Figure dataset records

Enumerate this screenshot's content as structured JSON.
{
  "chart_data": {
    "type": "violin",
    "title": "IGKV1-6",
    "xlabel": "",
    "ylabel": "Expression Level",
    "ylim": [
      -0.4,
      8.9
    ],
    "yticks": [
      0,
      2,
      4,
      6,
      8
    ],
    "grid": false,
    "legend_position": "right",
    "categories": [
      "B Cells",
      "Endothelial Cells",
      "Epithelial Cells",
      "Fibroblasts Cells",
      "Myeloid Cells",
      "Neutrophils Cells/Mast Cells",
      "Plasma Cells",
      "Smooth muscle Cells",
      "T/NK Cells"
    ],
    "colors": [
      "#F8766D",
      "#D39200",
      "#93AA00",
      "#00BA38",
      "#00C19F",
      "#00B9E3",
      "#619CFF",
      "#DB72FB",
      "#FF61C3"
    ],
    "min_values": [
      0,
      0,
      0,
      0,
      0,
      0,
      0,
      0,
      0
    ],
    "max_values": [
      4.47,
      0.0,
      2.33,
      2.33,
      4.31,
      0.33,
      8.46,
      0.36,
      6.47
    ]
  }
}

==

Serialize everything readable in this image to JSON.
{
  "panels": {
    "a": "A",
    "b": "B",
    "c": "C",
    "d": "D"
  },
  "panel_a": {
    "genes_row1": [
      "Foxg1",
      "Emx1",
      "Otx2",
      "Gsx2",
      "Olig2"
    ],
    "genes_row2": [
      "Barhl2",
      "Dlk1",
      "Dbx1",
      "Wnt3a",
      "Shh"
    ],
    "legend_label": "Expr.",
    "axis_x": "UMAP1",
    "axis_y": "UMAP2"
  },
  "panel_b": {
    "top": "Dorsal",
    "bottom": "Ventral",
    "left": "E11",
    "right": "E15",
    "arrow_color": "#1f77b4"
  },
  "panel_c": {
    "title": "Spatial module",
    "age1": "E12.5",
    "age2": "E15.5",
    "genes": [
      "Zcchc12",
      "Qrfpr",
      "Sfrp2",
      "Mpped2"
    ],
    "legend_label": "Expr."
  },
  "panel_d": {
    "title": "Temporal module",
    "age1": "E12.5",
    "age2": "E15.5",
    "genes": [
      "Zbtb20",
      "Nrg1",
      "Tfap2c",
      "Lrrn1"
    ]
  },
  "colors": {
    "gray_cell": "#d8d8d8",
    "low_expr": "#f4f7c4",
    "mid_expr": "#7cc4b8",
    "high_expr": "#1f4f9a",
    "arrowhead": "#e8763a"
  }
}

---

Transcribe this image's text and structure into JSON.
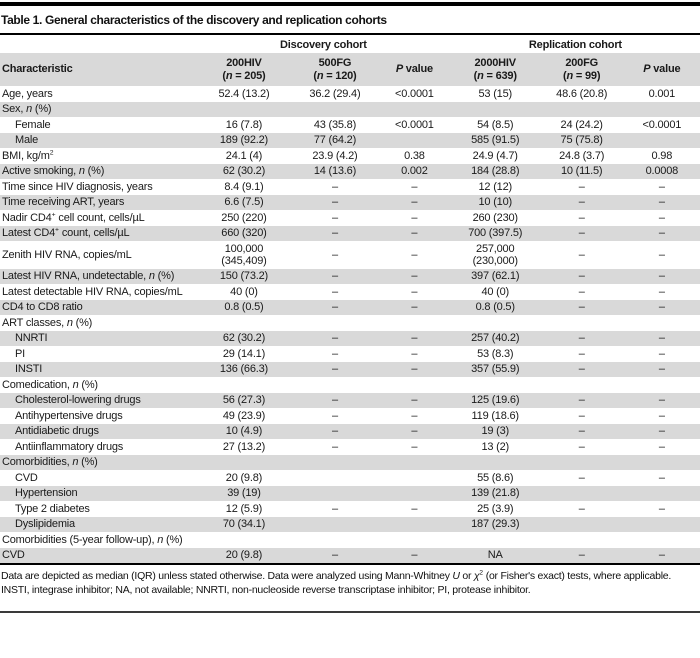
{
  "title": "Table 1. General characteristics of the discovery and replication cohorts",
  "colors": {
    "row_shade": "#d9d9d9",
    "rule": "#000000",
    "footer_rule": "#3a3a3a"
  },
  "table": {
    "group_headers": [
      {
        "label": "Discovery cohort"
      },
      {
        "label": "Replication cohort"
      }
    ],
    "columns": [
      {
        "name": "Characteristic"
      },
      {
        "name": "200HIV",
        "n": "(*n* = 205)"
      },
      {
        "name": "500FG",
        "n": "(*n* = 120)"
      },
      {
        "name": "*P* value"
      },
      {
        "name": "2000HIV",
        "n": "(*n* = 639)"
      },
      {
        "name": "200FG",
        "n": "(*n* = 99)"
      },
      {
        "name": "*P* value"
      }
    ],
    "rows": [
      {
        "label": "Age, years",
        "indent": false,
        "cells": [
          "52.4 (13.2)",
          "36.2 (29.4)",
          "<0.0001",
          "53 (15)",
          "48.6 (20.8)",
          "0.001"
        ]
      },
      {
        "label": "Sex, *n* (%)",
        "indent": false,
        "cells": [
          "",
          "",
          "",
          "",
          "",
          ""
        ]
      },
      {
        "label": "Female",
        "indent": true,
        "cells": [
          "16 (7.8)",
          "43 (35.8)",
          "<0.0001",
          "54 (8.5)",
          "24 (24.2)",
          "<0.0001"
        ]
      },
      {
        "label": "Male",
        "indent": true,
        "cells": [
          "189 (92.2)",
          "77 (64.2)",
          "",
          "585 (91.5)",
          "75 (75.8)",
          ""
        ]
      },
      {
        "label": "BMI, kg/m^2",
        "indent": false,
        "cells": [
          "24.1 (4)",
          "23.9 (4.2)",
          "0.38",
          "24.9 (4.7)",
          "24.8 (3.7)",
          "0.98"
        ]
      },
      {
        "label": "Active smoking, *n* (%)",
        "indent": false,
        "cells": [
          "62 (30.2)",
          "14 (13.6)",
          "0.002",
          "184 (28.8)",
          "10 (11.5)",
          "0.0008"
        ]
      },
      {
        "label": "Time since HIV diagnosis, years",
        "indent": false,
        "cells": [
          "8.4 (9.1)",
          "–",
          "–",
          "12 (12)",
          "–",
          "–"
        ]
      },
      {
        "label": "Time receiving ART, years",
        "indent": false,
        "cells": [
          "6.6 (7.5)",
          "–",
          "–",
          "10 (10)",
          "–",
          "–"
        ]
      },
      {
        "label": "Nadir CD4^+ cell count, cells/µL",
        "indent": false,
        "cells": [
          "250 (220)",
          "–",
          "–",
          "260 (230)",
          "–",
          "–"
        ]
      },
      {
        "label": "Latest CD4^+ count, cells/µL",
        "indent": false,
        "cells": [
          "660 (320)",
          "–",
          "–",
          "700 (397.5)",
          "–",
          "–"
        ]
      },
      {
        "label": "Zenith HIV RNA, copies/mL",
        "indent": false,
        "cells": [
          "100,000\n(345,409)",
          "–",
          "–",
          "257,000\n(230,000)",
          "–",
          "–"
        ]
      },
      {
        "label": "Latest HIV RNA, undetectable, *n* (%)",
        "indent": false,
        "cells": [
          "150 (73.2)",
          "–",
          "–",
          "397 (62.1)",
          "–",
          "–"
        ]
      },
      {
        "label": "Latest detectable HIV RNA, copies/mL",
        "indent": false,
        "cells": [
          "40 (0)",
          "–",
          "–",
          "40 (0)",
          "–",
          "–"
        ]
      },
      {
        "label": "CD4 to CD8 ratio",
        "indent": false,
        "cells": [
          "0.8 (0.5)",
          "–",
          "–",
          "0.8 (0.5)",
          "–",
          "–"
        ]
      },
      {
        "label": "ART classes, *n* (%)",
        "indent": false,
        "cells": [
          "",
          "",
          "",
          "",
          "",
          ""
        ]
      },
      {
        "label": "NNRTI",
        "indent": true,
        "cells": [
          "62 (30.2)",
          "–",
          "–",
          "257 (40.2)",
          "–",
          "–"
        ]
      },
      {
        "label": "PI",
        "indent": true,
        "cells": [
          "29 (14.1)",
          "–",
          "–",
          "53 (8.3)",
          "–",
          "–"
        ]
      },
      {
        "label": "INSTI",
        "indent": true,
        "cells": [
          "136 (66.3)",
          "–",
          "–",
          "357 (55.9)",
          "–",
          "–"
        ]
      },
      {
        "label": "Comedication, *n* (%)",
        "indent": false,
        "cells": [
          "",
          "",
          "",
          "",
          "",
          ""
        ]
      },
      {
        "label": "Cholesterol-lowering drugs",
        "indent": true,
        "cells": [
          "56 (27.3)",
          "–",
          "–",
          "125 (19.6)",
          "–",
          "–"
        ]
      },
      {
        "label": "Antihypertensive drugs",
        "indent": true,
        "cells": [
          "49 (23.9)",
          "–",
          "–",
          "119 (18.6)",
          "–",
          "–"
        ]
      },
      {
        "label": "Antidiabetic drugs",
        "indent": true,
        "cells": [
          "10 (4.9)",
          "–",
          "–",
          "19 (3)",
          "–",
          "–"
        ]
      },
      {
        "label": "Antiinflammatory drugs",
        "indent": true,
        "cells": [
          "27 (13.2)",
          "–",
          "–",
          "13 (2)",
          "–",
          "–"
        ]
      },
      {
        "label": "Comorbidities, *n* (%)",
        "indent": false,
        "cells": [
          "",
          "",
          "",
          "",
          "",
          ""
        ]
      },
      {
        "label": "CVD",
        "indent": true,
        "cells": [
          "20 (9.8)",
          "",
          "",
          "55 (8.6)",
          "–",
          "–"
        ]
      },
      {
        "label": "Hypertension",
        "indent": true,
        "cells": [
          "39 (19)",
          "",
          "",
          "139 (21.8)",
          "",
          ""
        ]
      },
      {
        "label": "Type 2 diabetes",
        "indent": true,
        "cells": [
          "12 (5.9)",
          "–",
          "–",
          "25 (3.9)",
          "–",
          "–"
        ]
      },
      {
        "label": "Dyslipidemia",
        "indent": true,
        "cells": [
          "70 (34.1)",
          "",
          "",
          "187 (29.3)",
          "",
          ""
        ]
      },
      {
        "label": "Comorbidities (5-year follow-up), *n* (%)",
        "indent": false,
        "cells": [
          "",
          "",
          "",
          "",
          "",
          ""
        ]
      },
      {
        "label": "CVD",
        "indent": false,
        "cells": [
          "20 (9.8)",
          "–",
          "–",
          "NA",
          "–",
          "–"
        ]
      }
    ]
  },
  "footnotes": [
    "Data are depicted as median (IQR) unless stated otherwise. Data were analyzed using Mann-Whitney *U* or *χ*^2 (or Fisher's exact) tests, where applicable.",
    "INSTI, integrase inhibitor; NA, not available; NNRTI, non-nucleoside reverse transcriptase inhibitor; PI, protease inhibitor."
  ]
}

● Problem details: Find every line in the records that has the word "copies". Copy those lines.

● Exercise result:
        "label": "Zenith HIV RNA, copies/mL",
        "label": "Latest detectable HIV RNA, copies/mL",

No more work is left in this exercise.